▶ [AIM OF THE TASK] What lines of the data include the string "Back"? Copy them all.

(Stored data)
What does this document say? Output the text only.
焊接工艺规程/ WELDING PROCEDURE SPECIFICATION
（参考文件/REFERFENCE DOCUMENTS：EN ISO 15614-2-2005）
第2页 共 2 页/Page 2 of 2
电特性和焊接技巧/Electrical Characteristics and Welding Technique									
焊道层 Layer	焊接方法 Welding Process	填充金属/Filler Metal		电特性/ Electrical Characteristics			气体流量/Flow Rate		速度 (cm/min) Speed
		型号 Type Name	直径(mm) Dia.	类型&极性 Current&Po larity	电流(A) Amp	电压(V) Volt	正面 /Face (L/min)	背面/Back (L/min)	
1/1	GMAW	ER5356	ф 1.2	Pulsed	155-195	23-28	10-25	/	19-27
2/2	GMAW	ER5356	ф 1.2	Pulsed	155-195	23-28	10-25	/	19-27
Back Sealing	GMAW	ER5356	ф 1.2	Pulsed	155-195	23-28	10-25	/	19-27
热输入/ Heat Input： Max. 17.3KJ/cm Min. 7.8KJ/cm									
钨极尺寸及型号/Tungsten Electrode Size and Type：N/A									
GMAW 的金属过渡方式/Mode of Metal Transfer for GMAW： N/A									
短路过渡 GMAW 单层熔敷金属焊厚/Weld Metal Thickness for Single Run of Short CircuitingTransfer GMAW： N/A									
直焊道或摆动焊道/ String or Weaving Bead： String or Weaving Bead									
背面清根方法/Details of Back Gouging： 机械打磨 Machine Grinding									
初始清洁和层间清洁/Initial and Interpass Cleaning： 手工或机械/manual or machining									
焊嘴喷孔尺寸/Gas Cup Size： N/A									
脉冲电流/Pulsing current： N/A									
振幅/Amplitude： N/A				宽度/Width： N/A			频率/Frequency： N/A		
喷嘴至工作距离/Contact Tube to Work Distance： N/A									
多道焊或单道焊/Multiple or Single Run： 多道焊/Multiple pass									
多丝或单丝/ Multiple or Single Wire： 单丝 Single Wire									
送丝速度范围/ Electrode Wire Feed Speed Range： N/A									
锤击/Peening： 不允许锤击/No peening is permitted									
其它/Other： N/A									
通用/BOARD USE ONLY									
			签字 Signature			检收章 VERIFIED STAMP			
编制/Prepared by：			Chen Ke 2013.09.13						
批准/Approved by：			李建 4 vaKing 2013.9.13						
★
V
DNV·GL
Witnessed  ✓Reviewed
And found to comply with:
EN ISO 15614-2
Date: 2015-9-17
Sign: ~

▶ [THE SOLUTION]
		型号 Type Name	直径(mm) Dia.	类型&极性 Current&Po larity	电流(A) Amp	电压(V) Volt	正面 /Face (L/min)	背面/Back (L/min)	
Back Sealing	GMAW	ER5356	ф 1.2	Pulsed	155-195	23-28	10-25	/	19-27
背面清根方法/Details of Back Gouging： 机械打磨 Machine Grinding									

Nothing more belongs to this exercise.